Return all entries precisely as they stand, without the images.

Saved data entries:
**********

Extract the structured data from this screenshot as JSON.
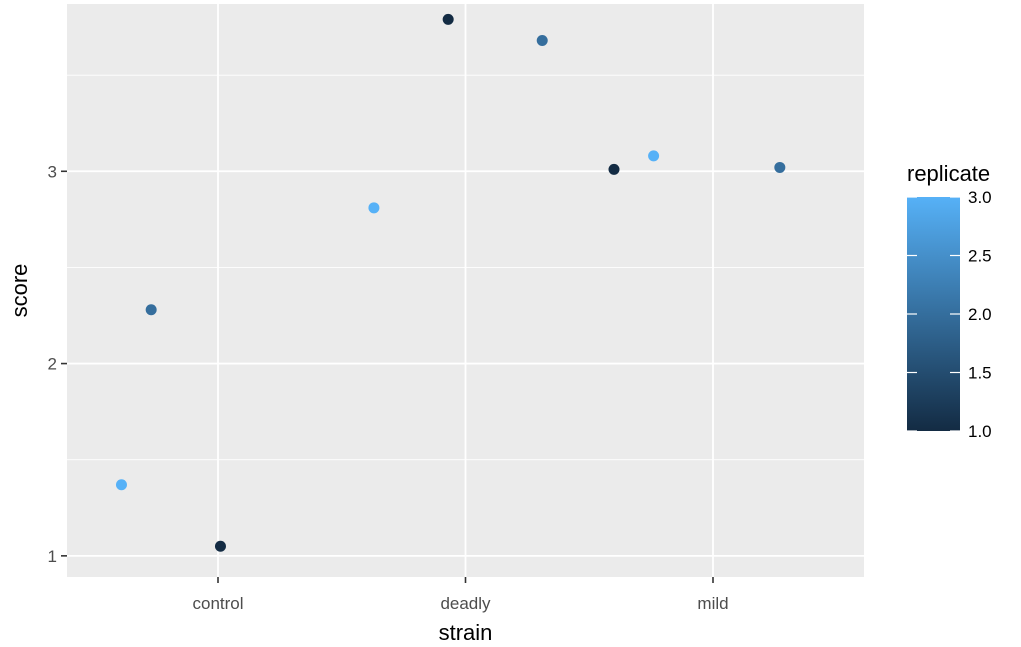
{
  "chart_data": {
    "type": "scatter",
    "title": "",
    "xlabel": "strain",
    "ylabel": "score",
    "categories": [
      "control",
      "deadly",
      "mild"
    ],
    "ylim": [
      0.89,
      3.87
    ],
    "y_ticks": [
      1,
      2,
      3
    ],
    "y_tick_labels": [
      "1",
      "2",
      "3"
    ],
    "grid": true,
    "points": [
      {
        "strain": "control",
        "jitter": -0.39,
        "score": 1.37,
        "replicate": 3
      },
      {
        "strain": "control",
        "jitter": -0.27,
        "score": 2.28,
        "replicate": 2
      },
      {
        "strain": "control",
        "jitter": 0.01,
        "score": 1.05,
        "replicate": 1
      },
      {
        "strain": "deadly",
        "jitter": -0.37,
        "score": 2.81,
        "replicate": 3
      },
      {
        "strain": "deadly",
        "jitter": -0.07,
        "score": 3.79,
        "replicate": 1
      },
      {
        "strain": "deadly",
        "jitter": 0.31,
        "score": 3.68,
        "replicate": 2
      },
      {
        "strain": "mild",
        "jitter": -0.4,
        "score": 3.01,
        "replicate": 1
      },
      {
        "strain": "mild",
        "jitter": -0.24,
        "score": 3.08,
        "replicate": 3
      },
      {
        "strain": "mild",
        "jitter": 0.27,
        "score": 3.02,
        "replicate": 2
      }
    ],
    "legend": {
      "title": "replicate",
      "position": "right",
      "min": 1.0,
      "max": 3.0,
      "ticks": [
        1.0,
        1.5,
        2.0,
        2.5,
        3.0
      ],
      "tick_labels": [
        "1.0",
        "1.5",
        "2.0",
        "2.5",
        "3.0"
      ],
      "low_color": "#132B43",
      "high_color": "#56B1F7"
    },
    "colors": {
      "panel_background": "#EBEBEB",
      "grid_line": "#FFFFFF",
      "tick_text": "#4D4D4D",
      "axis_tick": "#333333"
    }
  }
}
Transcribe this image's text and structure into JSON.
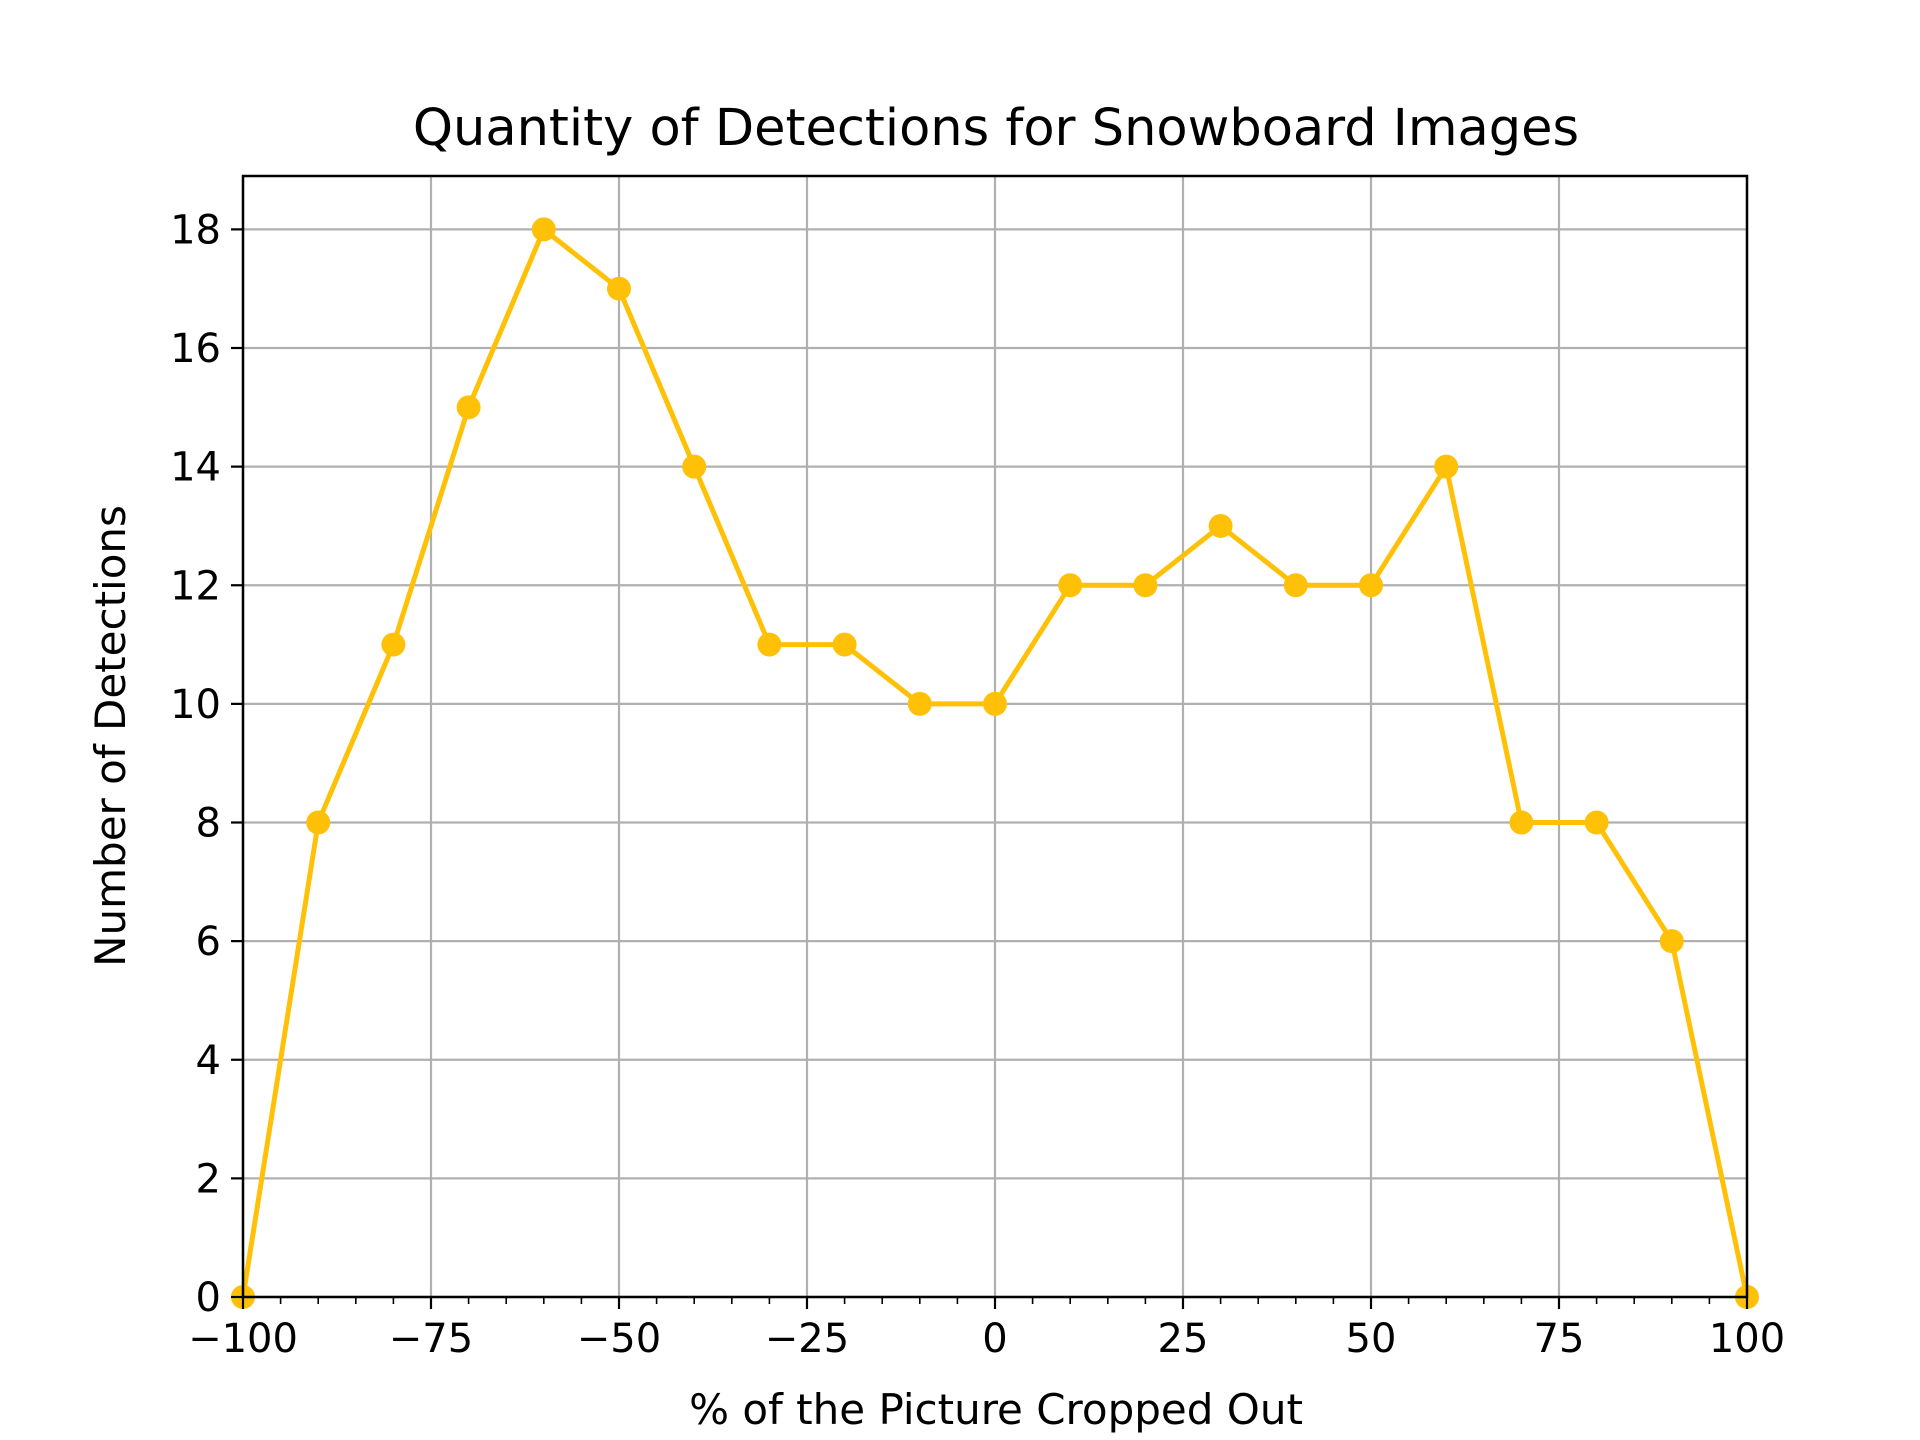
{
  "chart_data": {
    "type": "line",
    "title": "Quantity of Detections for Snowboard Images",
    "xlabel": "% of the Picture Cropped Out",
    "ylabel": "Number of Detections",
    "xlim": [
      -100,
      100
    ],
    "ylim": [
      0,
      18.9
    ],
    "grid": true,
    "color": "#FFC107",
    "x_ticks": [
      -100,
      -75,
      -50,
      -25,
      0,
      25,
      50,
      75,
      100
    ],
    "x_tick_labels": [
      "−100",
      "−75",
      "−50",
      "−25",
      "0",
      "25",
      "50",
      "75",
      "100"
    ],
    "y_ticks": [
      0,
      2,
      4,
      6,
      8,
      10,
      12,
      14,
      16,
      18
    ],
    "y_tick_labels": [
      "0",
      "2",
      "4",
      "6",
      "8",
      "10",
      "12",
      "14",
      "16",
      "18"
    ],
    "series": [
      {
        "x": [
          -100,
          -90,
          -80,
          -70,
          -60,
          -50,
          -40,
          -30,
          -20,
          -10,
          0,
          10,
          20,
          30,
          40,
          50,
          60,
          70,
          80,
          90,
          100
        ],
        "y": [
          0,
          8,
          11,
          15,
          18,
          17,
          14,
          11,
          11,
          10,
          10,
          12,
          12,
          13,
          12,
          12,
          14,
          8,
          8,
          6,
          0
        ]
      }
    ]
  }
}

**********

> **FINAL RESULT**
Extract the structured data from this screenshot as JSON.
{
  "chart_data": {
    "type": "scatter",
    "title": "",
    "xlabel": "strain",
    "ylabel": "score",
    "categories": [
      "control",
      "deadly",
      "mild"
    ],
    "ylim": [
      0.89,
      3.87
    ],
    "y_ticks": [
      1,
      2,
      3
    ],
    "y_tick_labels": [
      "1",
      "2",
      "3"
    ],
    "grid": true,
    "points": [
      {
        "strain": "control",
        "jitter": -0.39,
        "score": 1.37,
        "replicate": 3
      },
      {
        "strain": "control",
        "jitter": -0.27,
        "score": 2.28,
        "replicate": 2
      },
      {
        "strain": "control",
        "jitter": 0.01,
        "score": 1.05,
        "replicate": 1
      },
      {
        "strain": "deadly",
        "jitter": -0.37,
        "score": 2.81,
        "replicate": 3
      },
      {
        "strain": "deadly",
        "jitter": -0.07,
        "score": 3.79,
        "replicate": 1
      },
      {
        "strain": "deadly",
        "jitter": 0.31,
        "score": 3.68,
        "replicate": 2
      },
      {
        "strain": "mild",
        "jitter": -0.4,
        "score": 3.01,
        "replicate": 1
      },
      {
        "strain": "mild",
        "jitter": -0.24,
        "score": 3.08,
        "replicate": 3
      },
      {
        "strain": "mild",
        "jitter": 0.27,
        "score": 3.02,
        "replicate": 2
      }
    ],
    "legend": {
      "title": "replicate",
      "position": "right",
      "min": 1.0,
      "max": 3.0,
      "ticks": [
        1.0,
        1.5,
        2.0,
        2.5,
        3.0
      ],
      "tick_labels": [
        "1.0",
        "1.5",
        "2.0",
        "2.5",
        "3.0"
      ],
      "low_color": "#132B43",
      "high_color": "#56B1F7"
    },
    "colors": {
      "panel_background": "#EBEBEB",
      "grid_line": "#FFFFFF",
      "tick_text": "#4D4D4D",
      "axis_tick": "#333333"
    }
  }
}
Transcribe this image's text and structure into JSON.
{
  "chart_data": {
    "type": "line",
    "title": "Quantity of Detections for Snowboard Images",
    "xlabel": "% of the Picture Cropped Out",
    "ylabel": "Number of Detections",
    "xlim": [
      -100,
      100
    ],
    "ylim": [
      0,
      18.9
    ],
    "grid": true,
    "color": "#FFC107",
    "x_ticks": [
      -100,
      -75,
      -50,
      -25,
      0,
      25,
      50,
      75,
      100
    ],
    "x_tick_labels": [
      "−100",
      "−75",
      "−50",
      "−25",
      "0",
      "25",
      "50",
      "75",
      "100"
    ],
    "y_ticks": [
      0,
      2,
      4,
      6,
      8,
      10,
      12,
      14,
      16,
      18
    ],
    "y_tick_labels": [
      "0",
      "2",
      "4",
      "6",
      "8",
      "10",
      "12",
      "14",
      "16",
      "18"
    ],
    "series": [
      {
        "x": [
          -100,
          -90,
          -80,
          -70,
          -60,
          -50,
          -40,
          -30,
          -20,
          -10,
          0,
          10,
          20,
          30,
          40,
          50,
          60,
          70,
          80,
          90,
          100
        ],
        "y": [
          0,
          8,
          11,
          15,
          18,
          17,
          14,
          11,
          11,
          10,
          10,
          12,
          12,
          13,
          12,
          12,
          14,
          8,
          8,
          6,
          0
        ]
      }
    ]
  }
}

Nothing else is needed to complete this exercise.